-- start --

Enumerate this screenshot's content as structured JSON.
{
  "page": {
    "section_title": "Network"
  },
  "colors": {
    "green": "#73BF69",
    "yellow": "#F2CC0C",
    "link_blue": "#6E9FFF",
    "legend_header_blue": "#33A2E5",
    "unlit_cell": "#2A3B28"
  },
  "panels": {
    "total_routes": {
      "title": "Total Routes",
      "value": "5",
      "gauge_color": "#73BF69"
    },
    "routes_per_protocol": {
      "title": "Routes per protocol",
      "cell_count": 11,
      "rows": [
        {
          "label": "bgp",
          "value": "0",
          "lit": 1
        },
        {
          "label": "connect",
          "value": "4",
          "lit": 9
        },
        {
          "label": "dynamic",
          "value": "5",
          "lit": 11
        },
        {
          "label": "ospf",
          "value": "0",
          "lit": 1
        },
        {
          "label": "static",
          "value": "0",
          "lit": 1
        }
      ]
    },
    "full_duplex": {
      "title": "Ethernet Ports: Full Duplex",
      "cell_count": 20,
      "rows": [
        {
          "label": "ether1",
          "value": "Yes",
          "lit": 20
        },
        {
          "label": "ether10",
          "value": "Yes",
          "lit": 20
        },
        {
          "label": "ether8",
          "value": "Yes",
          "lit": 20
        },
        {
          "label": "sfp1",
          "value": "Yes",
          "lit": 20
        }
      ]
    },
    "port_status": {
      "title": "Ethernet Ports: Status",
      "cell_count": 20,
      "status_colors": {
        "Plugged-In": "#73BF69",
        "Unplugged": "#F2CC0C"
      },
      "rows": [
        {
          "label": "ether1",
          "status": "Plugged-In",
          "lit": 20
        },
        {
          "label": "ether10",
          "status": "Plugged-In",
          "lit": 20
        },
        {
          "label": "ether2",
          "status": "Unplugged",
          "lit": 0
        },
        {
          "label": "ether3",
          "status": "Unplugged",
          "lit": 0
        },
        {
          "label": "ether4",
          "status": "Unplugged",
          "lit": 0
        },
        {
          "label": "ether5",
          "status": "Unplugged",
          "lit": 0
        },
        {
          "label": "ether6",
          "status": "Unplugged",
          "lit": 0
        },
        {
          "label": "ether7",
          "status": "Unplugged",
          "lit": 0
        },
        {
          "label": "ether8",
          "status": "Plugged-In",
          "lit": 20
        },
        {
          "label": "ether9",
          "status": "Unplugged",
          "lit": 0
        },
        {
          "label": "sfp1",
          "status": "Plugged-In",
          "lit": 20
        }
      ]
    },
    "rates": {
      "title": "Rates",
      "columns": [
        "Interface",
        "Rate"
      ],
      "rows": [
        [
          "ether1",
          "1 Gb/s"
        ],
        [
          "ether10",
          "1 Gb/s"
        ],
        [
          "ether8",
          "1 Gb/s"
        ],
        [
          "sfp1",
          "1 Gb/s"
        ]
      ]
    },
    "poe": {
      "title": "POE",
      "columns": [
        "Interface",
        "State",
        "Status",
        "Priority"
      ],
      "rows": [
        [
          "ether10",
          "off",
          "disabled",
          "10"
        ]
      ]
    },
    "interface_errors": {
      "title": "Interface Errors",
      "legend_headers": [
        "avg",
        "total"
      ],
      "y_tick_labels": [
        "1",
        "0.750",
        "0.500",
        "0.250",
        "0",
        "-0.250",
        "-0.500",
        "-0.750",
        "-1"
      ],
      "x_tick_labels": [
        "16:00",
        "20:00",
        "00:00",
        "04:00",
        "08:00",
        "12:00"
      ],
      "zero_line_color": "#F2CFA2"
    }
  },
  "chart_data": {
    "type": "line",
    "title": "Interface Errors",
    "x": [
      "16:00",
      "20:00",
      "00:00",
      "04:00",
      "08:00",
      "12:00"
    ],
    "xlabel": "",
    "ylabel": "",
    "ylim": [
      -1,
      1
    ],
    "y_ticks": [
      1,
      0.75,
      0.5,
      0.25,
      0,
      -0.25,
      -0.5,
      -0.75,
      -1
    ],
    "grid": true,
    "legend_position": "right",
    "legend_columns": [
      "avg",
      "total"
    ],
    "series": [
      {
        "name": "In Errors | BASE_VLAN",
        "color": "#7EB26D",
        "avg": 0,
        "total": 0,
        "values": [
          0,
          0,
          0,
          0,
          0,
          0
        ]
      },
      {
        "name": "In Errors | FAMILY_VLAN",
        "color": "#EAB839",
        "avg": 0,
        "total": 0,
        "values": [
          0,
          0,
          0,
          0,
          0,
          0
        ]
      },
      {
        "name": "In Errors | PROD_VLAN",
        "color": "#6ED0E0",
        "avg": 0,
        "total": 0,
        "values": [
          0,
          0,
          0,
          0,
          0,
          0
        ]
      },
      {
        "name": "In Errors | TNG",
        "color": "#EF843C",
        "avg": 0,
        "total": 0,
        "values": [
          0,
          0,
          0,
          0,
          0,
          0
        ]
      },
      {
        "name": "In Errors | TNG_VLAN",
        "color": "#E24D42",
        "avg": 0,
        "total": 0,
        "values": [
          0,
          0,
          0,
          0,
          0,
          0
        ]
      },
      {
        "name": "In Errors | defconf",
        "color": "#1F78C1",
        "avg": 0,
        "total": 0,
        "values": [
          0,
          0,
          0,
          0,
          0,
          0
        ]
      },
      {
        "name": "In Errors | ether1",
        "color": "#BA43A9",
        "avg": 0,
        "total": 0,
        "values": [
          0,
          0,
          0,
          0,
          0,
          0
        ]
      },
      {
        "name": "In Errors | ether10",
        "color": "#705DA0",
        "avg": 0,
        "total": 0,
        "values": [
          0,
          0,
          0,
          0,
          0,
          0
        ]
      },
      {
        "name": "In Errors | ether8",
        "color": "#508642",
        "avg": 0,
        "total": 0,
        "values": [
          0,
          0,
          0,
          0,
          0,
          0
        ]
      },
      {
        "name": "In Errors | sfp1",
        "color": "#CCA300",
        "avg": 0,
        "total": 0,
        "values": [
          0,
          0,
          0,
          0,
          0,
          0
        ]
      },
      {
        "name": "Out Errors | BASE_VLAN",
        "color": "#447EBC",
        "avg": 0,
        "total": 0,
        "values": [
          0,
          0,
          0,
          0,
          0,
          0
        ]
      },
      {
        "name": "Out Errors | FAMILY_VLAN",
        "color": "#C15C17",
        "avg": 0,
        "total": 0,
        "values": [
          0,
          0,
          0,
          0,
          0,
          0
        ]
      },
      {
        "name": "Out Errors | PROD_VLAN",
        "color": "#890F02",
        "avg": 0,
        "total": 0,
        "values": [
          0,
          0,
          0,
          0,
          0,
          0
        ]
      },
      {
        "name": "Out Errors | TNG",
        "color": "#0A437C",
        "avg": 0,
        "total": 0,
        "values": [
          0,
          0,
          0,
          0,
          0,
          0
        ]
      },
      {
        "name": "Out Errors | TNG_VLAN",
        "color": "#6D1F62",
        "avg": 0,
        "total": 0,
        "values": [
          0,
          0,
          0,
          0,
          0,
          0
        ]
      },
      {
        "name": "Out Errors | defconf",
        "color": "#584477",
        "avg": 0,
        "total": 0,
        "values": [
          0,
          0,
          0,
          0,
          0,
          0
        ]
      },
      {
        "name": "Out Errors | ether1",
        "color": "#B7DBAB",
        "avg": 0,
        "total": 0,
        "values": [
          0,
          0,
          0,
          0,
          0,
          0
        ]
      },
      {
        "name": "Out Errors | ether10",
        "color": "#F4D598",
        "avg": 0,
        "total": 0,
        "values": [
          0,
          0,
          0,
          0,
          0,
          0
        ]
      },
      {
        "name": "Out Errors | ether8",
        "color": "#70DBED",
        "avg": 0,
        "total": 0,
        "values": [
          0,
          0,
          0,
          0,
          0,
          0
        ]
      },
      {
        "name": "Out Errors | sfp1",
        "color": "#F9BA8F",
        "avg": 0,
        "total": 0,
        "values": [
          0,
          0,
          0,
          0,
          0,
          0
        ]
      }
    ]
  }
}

-- end --

▶ _Exercise_
Read through the lines above and collect those that contain the string "Ethernet".

▶ _Answer to the task_
      "title": "Ethernet Ports: Full Duplex",
      "title": "Ethernet Ports: Status",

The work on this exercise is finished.